### [Job]
Write every record out again exactly, and keep images out of it.

— START OF Stored rows —

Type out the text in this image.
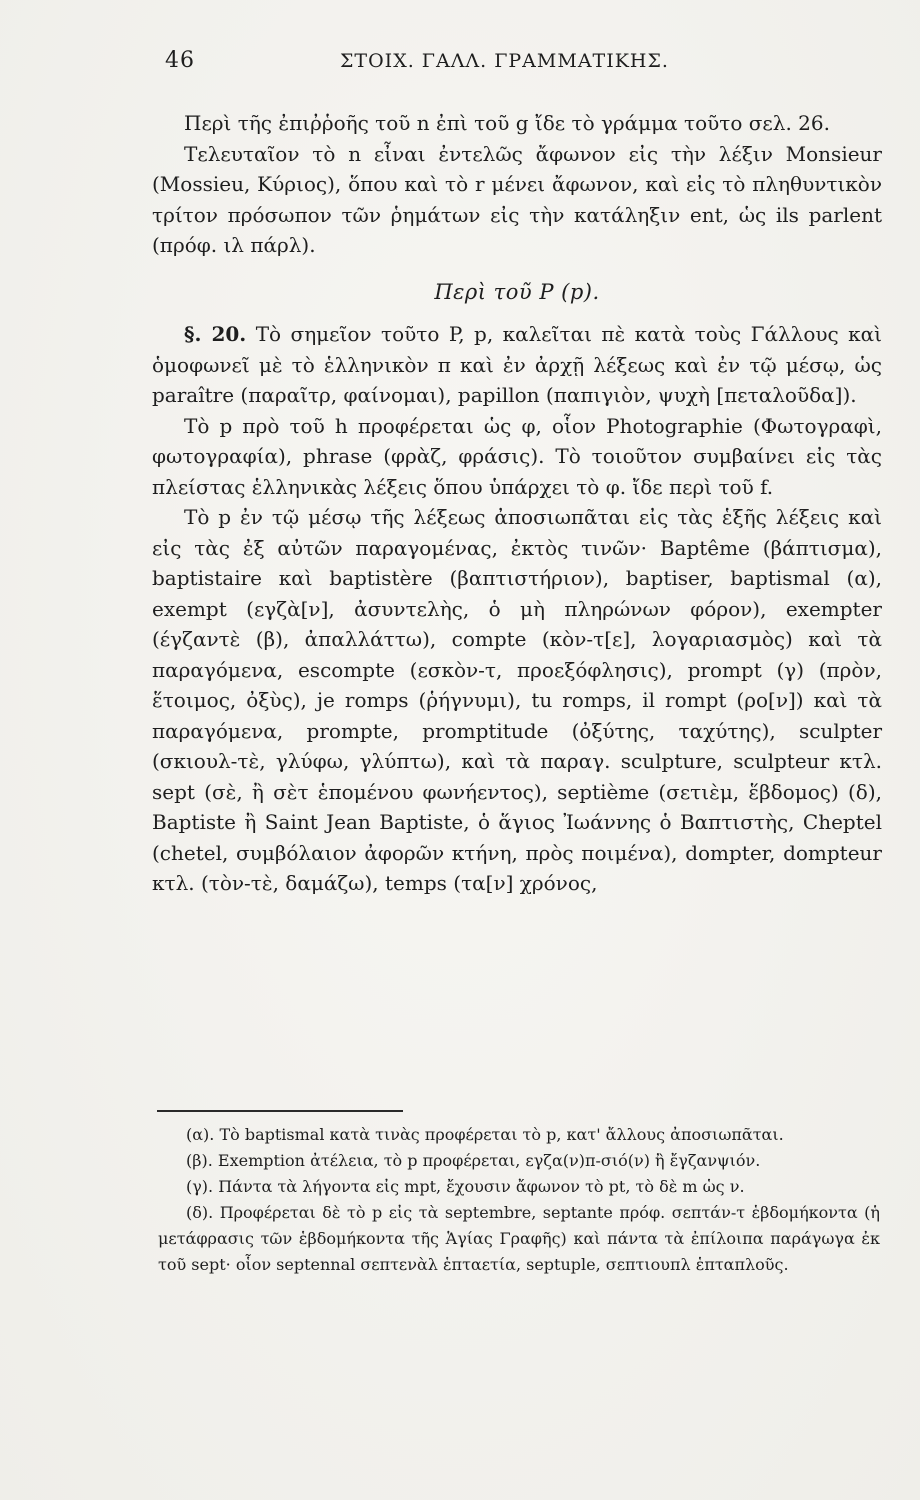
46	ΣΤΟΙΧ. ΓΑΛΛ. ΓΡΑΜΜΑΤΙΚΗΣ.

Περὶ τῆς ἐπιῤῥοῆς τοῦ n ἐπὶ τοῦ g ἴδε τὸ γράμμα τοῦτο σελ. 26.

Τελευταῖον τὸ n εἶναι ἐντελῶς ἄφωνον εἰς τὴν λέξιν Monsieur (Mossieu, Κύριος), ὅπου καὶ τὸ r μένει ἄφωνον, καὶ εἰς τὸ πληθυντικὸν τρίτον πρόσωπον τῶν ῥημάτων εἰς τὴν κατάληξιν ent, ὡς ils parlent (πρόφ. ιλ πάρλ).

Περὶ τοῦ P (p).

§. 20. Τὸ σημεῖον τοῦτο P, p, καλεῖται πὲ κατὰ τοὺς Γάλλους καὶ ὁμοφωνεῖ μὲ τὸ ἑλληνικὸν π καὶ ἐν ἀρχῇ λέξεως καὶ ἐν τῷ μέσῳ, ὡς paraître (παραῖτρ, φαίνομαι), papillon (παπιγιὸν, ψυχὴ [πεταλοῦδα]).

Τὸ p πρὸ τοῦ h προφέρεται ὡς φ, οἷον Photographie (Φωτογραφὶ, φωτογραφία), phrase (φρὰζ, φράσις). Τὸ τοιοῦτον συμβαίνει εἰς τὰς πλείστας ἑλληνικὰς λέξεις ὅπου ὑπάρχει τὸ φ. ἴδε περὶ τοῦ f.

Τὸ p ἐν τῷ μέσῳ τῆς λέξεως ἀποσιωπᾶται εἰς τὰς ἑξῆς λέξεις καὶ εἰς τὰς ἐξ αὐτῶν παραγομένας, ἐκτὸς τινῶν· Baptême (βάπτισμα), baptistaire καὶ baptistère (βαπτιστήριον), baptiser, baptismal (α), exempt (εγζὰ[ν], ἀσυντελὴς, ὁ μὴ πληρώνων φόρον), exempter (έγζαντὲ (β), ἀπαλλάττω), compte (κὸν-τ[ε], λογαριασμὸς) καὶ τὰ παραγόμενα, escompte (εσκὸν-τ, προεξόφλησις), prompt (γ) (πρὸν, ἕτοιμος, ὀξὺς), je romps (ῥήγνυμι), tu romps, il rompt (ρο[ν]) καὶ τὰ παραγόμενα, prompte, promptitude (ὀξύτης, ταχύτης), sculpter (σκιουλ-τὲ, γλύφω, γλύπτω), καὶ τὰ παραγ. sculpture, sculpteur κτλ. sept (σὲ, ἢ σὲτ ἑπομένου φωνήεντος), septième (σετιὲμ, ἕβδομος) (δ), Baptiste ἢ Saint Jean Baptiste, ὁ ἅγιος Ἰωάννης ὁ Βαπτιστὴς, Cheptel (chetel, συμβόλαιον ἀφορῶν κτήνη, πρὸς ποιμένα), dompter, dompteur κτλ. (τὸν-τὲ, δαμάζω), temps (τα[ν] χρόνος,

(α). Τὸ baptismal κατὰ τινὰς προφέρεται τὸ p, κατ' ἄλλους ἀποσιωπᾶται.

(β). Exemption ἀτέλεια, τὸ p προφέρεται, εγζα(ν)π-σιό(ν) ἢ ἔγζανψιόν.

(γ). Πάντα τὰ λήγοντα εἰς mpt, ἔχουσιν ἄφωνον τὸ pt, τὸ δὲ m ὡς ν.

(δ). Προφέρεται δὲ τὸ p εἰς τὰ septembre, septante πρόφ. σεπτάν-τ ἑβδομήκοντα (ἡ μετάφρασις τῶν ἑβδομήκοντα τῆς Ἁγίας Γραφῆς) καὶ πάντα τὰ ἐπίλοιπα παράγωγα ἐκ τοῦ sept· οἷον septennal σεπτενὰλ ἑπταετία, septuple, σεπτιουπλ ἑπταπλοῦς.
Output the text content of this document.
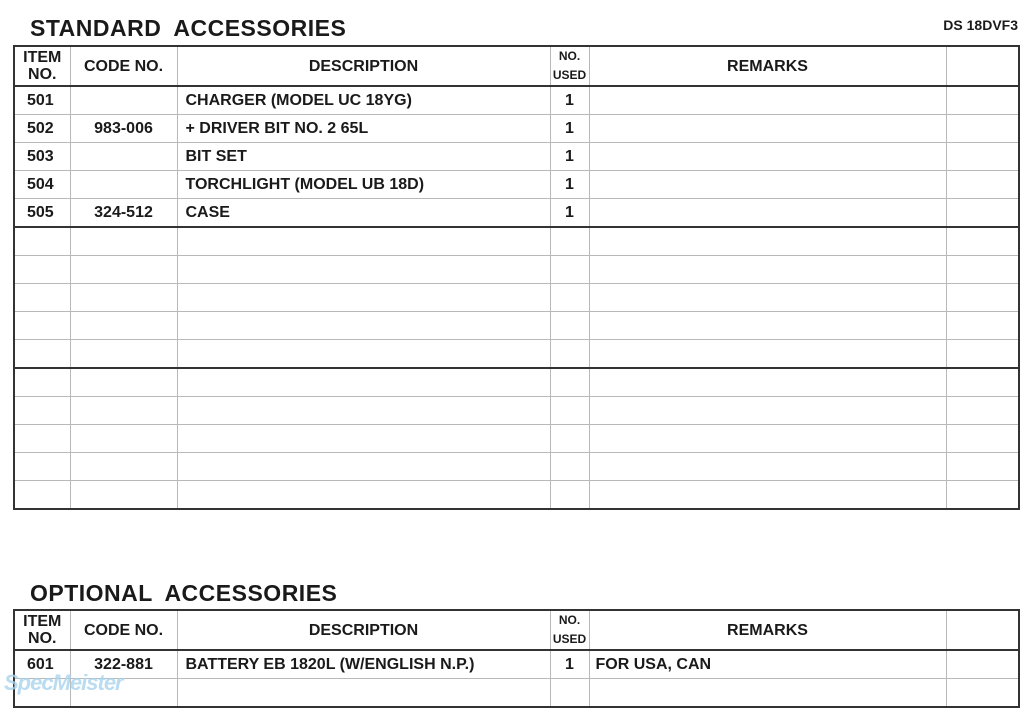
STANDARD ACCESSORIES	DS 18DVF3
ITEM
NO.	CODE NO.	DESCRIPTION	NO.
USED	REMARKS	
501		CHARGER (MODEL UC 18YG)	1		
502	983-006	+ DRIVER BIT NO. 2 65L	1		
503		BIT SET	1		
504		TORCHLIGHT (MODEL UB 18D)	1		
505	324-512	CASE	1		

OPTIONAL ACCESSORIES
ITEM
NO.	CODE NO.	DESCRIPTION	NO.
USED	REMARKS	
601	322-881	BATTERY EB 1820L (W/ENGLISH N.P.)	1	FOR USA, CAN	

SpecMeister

— END OF Stored rows —

### [Solution to this exercise]
Type out the text in this image.
46	ΣΤΟΙΧ. ΓΑΛΛ. ΓΡΑΜΜΑΤΙΚΗΣ.

Περὶ τῆς ἐπιῤῥοῆς τοῦ n ἐπὶ τοῦ g ἴδε τὸ γράμμα τοῦτο σελ. 26.

Τελευταῖον τὸ n εἶναι ἐντελῶς ἄφωνον εἰς τὴν λέξιν Monsieur (Mossieu, Κύριος), ὅπου καὶ τὸ r μένει ἄφωνον, καὶ εἰς τὸ πληθυντικὸν τρίτον πρόσωπον τῶν ῥημάτων εἰς τὴν κατάληξιν ent, ὡς ils parlent (πρόφ. ιλ πάρλ).

Περὶ τοῦ P (p).

§. 20. Τὸ σημεῖον τοῦτο P, p, καλεῖται πὲ κατὰ τοὺς Γάλλους καὶ ὁμοφωνεῖ μὲ τὸ ἑλληνικὸν π καὶ ἐν ἀρχῇ λέξεως καὶ ἐν τῷ μέσῳ, ὡς paraître (παραῖτρ, φαίνομαι), papillon (παπιγιὸν, ψυχὴ [πεταλοῦδα]).

Τὸ p πρὸ τοῦ h προφέρεται ὡς φ, οἷον Photographie (Φωτογραφὶ, φωτογραφία), phrase (φρὰζ, φράσις). Τὸ τοιοῦτον συμβαίνει εἰς τὰς πλείστας ἑλληνικὰς λέξεις ὅπου ὑπάρχει τὸ φ. ἴδε περὶ τοῦ f.

Τὸ p ἐν τῷ μέσῳ τῆς λέξεως ἀποσιωπᾶται εἰς τὰς ἑξῆς λέξεις καὶ εἰς τὰς ἐξ αὐτῶν παραγομένας, ἐκτὸς τινῶν· Baptême (βάπτισμα), baptistaire καὶ baptistère (βαπτιστήριον), baptiser, baptismal (α), exempt (εγζὰ[ν], ἀσυντελὴς, ὁ μὴ πληρώνων φόρον), exempter (έγζαντὲ (β), ἀπαλλάττω), compte (κὸν-τ[ε], λογαριασμὸς) καὶ τὰ παραγόμενα, escompte (εσκὸν-τ, προεξόφλησις), prompt (γ) (πρὸν, ἕτοιμος, ὀξὺς), je romps (ῥήγνυμι), tu romps, il rompt (ρο[ν]) καὶ τὰ παραγόμενα, prompte, promptitude (ὀξύτης, ταχύτης), sculpter (σκιουλ-τὲ, γλύφω, γλύπτω), καὶ τὰ παραγ. sculpture, sculpteur κτλ. sept (σὲ, ἢ σὲτ ἑπομένου φωνήεντος), septième (σετιὲμ, ἕβδομος) (δ), Baptiste ἢ Saint Jean Baptiste, ὁ ἅγιος Ἰωάννης ὁ Βαπτιστὴς, Cheptel (chetel, συμβόλαιον ἀφορῶν κτήνη, πρὸς ποιμένα), dompter, dompteur κτλ. (τὸν-τὲ, δαμάζω), temps (τα[ν] χρόνος,

(α). Τὸ baptismal κατὰ τινὰς προφέρεται τὸ p, κατ' ἄλλους ἀποσιωπᾶται.

(β). Exemption ἀτέλεια, τὸ p προφέρεται, εγζα(ν)π-σιό(ν) ἢ ἔγζανψιόν.

(γ). Πάντα τὰ λήγοντα εἰς mpt, ἔχουσιν ἄφωνον τὸ pt, τὸ δὲ m ὡς ν.

(δ). Προφέρεται δὲ τὸ p εἰς τὰ septembre, septante πρόφ. σεπτάν-τ ἑβδομήκοντα (ἡ μετάφρασις τῶν ἑβδομήκοντα τῆς Ἁγίας Γραφῆς) καὶ πάντα τὰ ἐπίλοιπα παράγωγα ἐκ τοῦ sept· οἷον septennal σεπτενὰλ ἑπταετία, septuple, σεπτιουπλ ἑπταπλοῦς.
Output the text content of this document.
STANDARD ACCESSORIES	DS 18DVF3
ITEM
NO.	CODE NO.	DESCRIPTION	NO.
USED	REMARKS	
501		CHARGER (MODEL UC 18YG)	1		
502	983-006	+ DRIVER BIT NO. 2 65L	1		
503		BIT SET	1		
504		TORCHLIGHT (MODEL UB 18D)	1		
505	324-512	CASE	1		

OPTIONAL ACCESSORIES
ITEM
NO.	CODE NO.	DESCRIPTION	NO.
USED	REMARKS	
601	322-881	BATTERY EB 1820L (W/ENGLISH N.P.)	1	FOR USA, CAN	

SpecMeister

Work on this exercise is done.